Stored records
━━━

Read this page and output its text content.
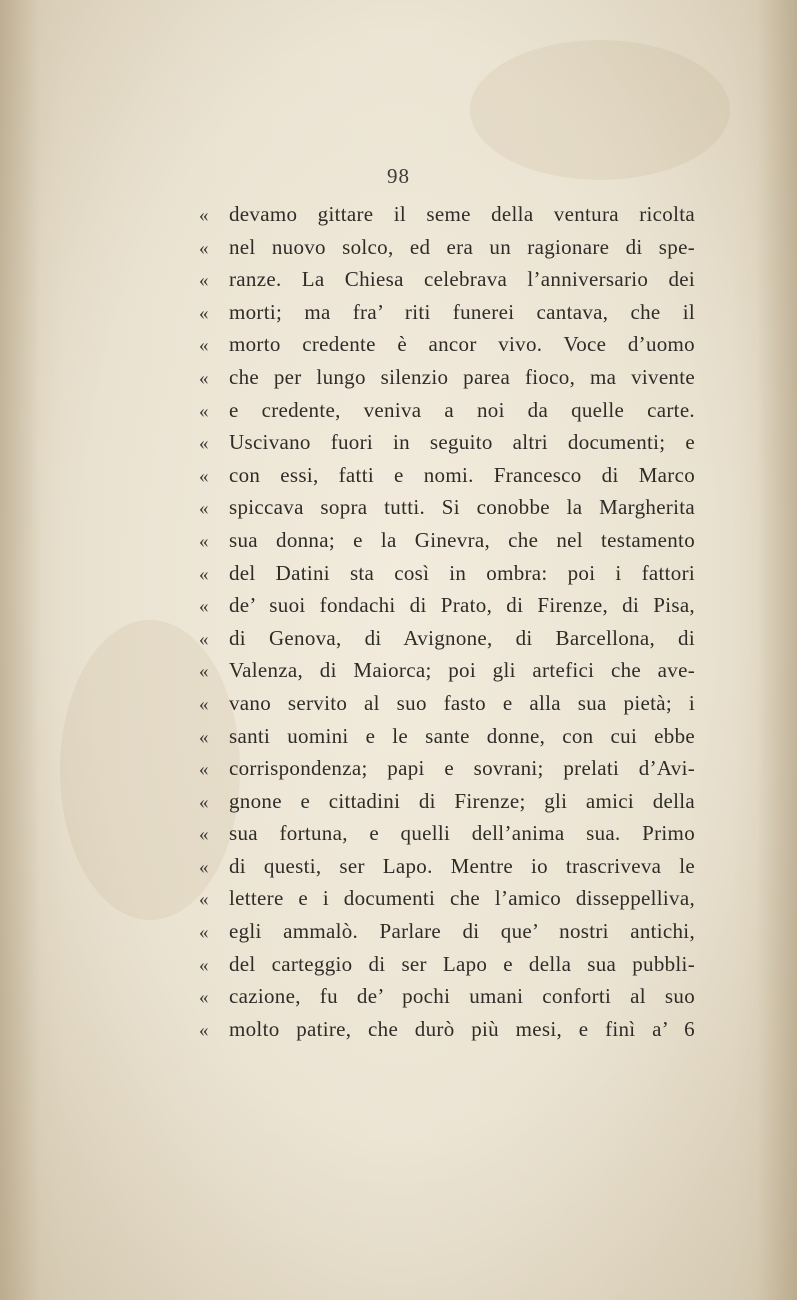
98
« devamo gittare il seme della ventura ricolta
« nel nuovo solco, ed era un ragionare di spe-
« ranze. La Chiesa celebrava l’anniversario dei
« morti; ma fra’ riti funerei cantava, che il
« morto credente è ancor vivo. Voce d’uomo
« che per lungo silenzio parea fioco, ma vivente
« e credente, veniva a noi da quelle carte.
« Uscivano fuori in seguito altri documenti; e
« con essi, fatti e nomi. Francesco di Marco
« spiccava sopra tutti. Si conobbe la Margherita
« sua donna; e la Ginevra, che nel testamento
« del Datini sta così in ombra: poi i fattori
« de’ suoi fondachi di Prato, di Firenze, di Pisa,
« di Genova, di Avignone, di Barcellona, di
« Valenza, di Maiorca; poi gli artefici che ave-
« vano servito al suo fasto e alla sua pietà; i
« santi uomini e le sante donne, con cui ebbe
« corrispondenza; papi e sovrani; prelati d’Avi-
« gnone e cittadini di Firenze; gli amici della
« sua fortuna, e quelli dell’anima sua. Primo
« di questi, ser Lapo. Mentre io trascriveva le
« lettere e i documenti che l’amico disseppelliva,
« egli ammalò. Parlare di que’ nostri antichi,
« del carteggio di ser Lapo e della sua pubbli-
« cazione, fu de’ pochi umani conforti al suo
« molto patire, che durò più mesi, e finì a’ 6
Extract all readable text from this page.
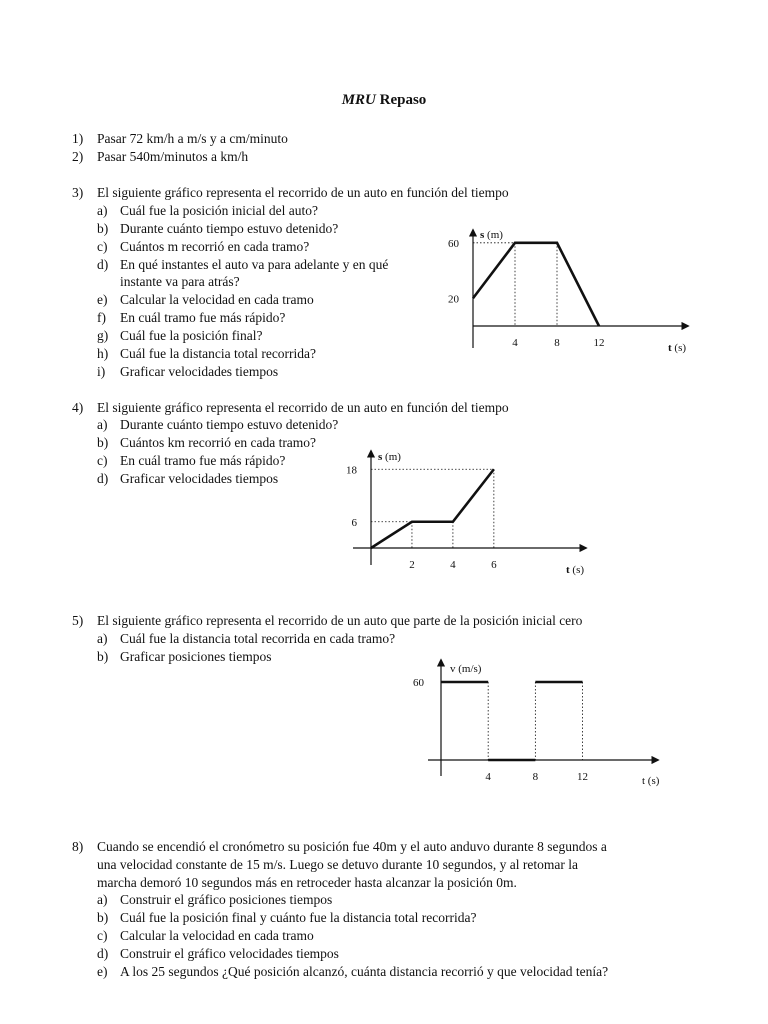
MRU Repaso
1) Pasar 72 km/h a m/s y a cm/minuto
2) Pasar 540m/minutos a km/h
3) El siguiente gráfico representa el recorrido de un auto en función del tiempo
a) Cuál fue la posición inicial del auto?
b) Durante cuánto tiempo estuvo detenido?
c) Cuántos m recorrió en cada tramo?
d) En qué instantes el auto va para adelante y en qué
instante va para atrás?
e) Calcular la velocidad en cada tramo
f) En cuál tramo fue más rápido?
g) Cuál fue la posición final?
h) Cuál fue la distancia total recorrida?
i) Graficar velocidades tiempos
4) El siguiente gráfico representa el recorrido de un auto en función del tiempo
a) Durante cuánto tiempo estuvo detenido?
b) Cuántos km recorrió en cada tramo?
c) En cuál tramo fue más rápido?
d) Graficar velocidades tiempos
5) El siguiente gráfico representa el recorrido de un auto que parte de la posición inicial cero
a) Cuál fue la distancia total recorrida en cada tramo?
b) Graficar posiciones tiempos
8) Cuando se encendió el cronómetro su posición fue 40m y el auto anduvo durante 8 segundos a
una velocidad constante de 15 m/s. Luego se detuvo durante 10 segundos, y al retomar la
marcha demoró 10 segundos más en retroceder hasta alcanzar la posición 0m.
a) Construir el gráfico posiciones tiempos
b) Cuál fue la posición final y cuánto fue la distancia total recorrida?
c) Calcular la velocidad en cada tramo
d) Construir el gráfico velocidades tiempos
e) A los 25 segundos ¿Qué posición alcanzó, cuánta distancia recorrió y que velocidad tenía?
s (m)
t (s)
4	8	12
20
60
s (m)
t (s)
2	4	6
6
18
v (m/s)
t (s)
4	8	12
60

━━━

_SHORT PROBLEM:_
Keep the pictures out of the copy and return the rest of the data above exactly.

_THE COMPLETED TASK:_
Read this page and output its text content.
98
« devamo gittare il seme della ventura ricolta
« nel nuovo solco, ed era un ragionare di spe-
« ranze. La Chiesa celebrava l’anniversario dei
« morti; ma fra’ riti funerei cantava, che il
« morto credente è ancor vivo. Voce d’uomo
« che per lungo silenzio parea fioco, ma vivente
« e credente, veniva a noi da quelle carte.
« Uscivano fuori in seguito altri documenti; e
« con essi, fatti e nomi. Francesco di Marco
« spiccava sopra tutti. Si conobbe la Margherita
« sua donna; e la Ginevra, che nel testamento
« del Datini sta così in ombra: poi i fattori
« de’ suoi fondachi di Prato, di Firenze, di Pisa,
« di Genova, di Avignone, di Barcellona, di
« Valenza, di Maiorca; poi gli artefici che ave-
« vano servito al suo fasto e alla sua pietà; i
« santi uomini e le sante donne, con cui ebbe
« corrispondenza; papi e sovrani; prelati d’Avi-
« gnone e cittadini di Firenze; gli amici della
« sua fortuna, e quelli dell’anima sua. Primo
« di questi, ser Lapo. Mentre io trascriveva le
« lettere e i documenti che l’amico disseppelliva,
« egli ammalò. Parlare di que’ nostri antichi,
« del carteggio di ser Lapo e della sua pubbli-
« cazione, fu de’ pochi umani conforti al suo
« molto patire, che durò più mesi, e finì a’ 6
Extract all readable text from this page.
MRU Repaso
1) Pasar 72 km/h a m/s y a cm/minuto
2) Pasar 540m/minutos a km/h
3) El siguiente gráfico representa el recorrido de un auto en función del tiempo
a) Cuál fue la posición inicial del auto?
b) Durante cuánto tiempo estuvo detenido?
c) Cuántos m recorrió en cada tramo?
d) En qué instantes el auto va para adelante y en qué
instante va para atrás?
e) Calcular la velocidad en cada tramo
f) En cuál tramo fue más rápido?
g) Cuál fue la posición final?
h) Cuál fue la distancia total recorrida?
i) Graficar velocidades tiempos
4) El siguiente gráfico representa el recorrido de un auto en función del tiempo
a) Durante cuánto tiempo estuvo detenido?
b) Cuántos km recorrió en cada tramo?
c) En cuál tramo fue más rápido?
d) Graficar velocidades tiempos
5) El siguiente gráfico representa el recorrido de un auto que parte de la posición inicial cero
a) Cuál fue la distancia total recorrida en cada tramo?
b) Graficar posiciones tiempos
8) Cuando se encendió el cronómetro su posición fue 40m y el auto anduvo durante 8 segundos a
una velocidad constante de 15 m/s. Luego se detuvo durante 10 segundos, y al retomar la
marcha demoró 10 segundos más en retroceder hasta alcanzar la posición 0m.
a) Construir el gráfico posiciones tiempos
b) Cuál fue la posición final y cuánto fue la distancia total recorrida?
c) Calcular la velocidad en cada tramo
d) Construir el gráfico velocidades tiempos
e) A los 25 segundos ¿Qué posición alcanzó, cuánta distancia recorrió y que velocidad tenía?
s (m)
t (s)
4	8	12
20
60
s (m)
t (s)
2	4	6
6
18
v (m/s)
t (s)
4	8	12
60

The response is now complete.